■ **Exercise task**:
Rewrite the lines from the first one through the line with "- data-label: 5.68: [1232, 448, 1270, 468]", changing "x-tick-label" to "x-axis-tick" and leaving everything else unchanged.

---- Records shown

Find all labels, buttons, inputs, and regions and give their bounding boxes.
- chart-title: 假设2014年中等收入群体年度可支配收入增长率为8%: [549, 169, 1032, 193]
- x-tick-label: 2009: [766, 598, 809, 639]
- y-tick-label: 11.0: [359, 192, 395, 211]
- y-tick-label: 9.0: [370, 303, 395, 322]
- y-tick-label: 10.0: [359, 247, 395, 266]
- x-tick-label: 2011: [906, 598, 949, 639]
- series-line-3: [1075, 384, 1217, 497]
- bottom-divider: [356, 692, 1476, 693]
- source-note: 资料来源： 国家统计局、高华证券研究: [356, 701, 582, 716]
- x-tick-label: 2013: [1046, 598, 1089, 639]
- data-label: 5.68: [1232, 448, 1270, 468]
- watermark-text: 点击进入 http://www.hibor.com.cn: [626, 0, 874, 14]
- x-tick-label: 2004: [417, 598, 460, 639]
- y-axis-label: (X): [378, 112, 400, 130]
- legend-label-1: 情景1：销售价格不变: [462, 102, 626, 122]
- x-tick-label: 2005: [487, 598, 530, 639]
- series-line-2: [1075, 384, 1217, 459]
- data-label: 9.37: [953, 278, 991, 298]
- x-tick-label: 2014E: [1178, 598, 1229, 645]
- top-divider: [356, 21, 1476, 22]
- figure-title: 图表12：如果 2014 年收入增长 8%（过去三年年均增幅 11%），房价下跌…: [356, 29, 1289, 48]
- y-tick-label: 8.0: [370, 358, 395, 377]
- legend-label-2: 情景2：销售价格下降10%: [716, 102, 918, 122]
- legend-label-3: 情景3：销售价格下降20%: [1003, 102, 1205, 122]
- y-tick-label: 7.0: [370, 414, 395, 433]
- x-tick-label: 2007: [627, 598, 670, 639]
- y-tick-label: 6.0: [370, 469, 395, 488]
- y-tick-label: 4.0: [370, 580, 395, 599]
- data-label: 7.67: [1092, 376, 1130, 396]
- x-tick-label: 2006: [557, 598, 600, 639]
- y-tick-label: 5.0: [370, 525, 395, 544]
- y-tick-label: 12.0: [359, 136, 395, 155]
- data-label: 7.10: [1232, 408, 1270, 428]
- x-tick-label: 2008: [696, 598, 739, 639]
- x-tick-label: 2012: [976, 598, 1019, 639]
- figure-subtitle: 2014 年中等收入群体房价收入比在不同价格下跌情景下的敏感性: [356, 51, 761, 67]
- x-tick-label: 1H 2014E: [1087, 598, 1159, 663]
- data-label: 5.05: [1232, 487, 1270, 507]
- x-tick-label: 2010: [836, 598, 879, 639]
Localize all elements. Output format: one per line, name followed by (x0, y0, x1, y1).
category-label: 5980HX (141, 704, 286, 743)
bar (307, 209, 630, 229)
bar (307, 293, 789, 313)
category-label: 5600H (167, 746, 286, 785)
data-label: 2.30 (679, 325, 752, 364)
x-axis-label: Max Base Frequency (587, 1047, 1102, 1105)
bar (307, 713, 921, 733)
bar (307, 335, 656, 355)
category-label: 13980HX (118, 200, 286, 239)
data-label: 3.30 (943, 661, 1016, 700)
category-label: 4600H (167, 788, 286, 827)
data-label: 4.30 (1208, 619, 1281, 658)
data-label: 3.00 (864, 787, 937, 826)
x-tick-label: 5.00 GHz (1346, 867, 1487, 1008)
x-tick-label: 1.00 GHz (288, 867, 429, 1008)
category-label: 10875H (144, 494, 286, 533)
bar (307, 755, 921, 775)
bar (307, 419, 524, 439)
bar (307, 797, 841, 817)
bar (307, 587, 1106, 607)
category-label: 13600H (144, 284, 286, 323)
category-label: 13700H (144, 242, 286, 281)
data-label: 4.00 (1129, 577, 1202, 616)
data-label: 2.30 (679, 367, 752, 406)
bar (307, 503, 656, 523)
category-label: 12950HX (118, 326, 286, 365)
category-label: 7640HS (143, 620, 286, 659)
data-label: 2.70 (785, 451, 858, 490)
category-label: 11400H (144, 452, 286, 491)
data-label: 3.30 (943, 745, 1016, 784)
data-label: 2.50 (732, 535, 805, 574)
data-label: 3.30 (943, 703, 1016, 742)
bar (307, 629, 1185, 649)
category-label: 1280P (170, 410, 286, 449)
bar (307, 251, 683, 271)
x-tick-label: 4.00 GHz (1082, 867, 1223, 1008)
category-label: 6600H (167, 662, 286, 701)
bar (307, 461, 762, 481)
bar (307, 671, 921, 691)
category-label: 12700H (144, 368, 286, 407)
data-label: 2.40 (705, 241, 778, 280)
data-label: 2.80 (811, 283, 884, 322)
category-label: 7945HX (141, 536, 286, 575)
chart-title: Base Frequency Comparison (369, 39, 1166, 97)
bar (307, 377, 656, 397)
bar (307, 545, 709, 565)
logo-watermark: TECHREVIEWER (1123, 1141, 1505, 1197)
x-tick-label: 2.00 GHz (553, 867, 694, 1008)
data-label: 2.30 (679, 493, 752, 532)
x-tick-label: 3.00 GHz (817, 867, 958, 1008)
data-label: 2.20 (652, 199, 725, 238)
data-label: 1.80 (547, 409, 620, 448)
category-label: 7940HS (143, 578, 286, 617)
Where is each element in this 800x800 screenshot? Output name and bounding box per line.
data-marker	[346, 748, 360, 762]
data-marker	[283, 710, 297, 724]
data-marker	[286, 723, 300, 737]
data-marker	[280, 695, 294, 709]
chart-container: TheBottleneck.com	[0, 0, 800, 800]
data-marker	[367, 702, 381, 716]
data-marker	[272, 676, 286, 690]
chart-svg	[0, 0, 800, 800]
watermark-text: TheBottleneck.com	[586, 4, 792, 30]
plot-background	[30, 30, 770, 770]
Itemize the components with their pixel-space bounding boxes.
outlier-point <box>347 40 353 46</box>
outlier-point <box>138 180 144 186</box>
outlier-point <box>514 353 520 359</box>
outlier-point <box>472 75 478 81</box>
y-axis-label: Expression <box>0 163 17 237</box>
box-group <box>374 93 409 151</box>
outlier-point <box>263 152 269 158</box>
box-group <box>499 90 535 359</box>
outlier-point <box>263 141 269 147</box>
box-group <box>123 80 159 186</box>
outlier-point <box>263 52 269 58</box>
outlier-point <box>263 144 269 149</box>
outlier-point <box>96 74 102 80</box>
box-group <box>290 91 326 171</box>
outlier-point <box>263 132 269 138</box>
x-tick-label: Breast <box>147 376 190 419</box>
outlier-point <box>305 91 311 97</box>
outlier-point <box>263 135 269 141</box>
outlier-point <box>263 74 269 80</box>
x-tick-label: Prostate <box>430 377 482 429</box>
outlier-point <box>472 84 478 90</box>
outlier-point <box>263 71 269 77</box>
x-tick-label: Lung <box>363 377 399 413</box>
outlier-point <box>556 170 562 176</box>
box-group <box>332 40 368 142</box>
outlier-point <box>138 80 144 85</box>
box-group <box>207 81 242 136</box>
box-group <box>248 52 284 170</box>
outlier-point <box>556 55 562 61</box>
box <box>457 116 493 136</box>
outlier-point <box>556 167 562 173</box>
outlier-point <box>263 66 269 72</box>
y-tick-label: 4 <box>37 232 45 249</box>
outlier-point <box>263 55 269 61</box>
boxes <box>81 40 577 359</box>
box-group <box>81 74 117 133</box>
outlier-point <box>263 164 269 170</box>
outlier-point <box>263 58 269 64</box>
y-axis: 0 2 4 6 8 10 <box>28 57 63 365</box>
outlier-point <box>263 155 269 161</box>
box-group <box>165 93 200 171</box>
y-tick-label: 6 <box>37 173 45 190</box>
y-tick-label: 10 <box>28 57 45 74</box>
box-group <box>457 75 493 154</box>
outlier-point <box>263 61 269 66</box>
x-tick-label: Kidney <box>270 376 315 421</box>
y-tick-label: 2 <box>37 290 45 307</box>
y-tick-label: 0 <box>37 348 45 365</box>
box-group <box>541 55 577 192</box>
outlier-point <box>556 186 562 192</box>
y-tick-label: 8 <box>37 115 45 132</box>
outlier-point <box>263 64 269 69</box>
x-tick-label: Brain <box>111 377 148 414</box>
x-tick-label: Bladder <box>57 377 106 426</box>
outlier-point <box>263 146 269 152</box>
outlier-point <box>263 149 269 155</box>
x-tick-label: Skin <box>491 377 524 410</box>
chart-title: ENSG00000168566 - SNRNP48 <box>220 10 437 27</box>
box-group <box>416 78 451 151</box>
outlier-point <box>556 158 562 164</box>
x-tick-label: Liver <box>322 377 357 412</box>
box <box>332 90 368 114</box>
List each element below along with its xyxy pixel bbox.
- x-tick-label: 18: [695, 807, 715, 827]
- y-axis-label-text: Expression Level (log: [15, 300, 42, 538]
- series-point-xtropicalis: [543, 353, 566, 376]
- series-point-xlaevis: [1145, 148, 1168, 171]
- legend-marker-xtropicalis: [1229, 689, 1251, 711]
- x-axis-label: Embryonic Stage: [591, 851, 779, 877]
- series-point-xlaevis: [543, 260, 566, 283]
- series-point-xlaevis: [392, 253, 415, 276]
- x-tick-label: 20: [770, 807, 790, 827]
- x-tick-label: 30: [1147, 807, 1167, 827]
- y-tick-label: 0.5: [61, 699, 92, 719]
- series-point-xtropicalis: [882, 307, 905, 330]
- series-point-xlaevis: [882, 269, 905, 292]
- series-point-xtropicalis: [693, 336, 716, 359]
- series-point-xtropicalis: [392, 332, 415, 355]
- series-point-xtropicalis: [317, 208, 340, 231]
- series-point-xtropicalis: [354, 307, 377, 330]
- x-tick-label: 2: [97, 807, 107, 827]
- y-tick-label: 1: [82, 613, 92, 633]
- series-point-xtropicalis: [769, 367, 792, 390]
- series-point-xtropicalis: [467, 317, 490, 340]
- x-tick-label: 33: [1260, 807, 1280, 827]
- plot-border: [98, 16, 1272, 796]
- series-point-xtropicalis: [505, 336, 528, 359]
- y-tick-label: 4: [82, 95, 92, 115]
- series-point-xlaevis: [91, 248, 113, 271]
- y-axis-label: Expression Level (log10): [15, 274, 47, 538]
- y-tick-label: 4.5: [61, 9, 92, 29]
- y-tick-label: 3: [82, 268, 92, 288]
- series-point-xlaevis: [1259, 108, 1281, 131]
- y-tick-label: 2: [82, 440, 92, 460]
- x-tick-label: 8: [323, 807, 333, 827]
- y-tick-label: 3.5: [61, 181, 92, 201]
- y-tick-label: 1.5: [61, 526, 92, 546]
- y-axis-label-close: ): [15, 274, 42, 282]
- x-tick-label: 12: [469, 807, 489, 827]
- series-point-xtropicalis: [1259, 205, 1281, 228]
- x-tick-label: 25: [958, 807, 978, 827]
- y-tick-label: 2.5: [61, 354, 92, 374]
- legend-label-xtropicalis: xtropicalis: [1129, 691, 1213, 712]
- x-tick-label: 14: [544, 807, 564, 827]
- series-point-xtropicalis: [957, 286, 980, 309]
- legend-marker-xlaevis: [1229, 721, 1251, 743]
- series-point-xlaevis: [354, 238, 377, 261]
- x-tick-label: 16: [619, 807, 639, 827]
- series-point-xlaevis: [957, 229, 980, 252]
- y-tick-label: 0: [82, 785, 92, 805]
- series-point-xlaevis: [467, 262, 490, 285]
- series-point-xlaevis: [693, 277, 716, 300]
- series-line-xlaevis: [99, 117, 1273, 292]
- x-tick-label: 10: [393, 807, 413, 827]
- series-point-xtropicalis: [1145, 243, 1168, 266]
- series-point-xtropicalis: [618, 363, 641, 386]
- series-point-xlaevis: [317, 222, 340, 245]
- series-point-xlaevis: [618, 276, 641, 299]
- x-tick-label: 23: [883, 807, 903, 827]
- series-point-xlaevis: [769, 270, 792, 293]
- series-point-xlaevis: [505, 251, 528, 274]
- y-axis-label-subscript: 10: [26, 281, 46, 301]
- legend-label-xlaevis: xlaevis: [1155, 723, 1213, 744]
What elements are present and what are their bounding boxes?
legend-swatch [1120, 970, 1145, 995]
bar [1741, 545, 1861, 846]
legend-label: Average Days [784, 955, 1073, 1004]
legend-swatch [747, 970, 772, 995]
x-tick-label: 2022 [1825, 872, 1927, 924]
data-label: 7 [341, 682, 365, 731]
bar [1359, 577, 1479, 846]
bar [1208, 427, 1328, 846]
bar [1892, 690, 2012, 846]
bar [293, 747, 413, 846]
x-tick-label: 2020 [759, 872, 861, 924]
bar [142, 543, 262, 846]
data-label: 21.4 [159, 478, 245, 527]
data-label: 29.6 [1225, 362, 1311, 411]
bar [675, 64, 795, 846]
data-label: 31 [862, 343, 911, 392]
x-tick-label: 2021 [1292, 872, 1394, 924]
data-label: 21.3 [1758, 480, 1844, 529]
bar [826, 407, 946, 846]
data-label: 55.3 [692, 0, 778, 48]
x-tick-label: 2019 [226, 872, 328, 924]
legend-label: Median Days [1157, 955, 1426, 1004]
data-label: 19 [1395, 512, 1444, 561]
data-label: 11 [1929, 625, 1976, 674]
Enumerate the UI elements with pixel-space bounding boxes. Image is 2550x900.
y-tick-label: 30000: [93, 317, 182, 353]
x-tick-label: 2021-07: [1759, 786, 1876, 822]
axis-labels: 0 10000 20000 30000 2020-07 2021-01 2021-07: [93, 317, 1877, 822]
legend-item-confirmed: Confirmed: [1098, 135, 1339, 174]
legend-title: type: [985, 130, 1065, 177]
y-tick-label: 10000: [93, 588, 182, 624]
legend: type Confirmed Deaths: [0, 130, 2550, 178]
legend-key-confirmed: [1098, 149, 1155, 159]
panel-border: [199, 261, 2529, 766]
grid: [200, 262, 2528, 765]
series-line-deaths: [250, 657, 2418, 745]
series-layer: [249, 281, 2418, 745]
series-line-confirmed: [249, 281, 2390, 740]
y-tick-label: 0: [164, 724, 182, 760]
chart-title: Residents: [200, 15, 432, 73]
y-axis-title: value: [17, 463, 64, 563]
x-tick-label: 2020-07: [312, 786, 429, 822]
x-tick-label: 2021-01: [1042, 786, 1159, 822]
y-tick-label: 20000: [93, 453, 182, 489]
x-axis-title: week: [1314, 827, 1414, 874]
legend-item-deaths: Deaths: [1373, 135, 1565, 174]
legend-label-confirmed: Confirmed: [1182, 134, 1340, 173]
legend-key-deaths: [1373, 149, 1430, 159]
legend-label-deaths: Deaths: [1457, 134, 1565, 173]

--------

■ **Solution to the problem**:
Find all labels, buttons, inputs, and regions and give their bounding boxes.
- chart-title: 假设2014年中等收入群体年度可支配收入增长率为8%: [549, 169, 1032, 193]
- x-axis-tick: 2009: [766, 598, 809, 639]
- y-tick-label: 11.0: [359, 192, 395, 211]
- y-tick-label: 9.0: [370, 303, 395, 322]
- y-tick-label: 10.0: [359, 247, 395, 266]
- x-axis-tick: 2011: [906, 598, 949, 639]
- series-line-3: [1075, 384, 1217, 497]
- bottom-divider: [356, 692, 1476, 693]
- source-note: 资料来源： 国家统计局、高华证券研究: [356, 701, 582, 716]
- x-axis-tick: 2013: [1046, 598, 1089, 639]
- data-label: 5.68: [1232, 448, 1270, 468]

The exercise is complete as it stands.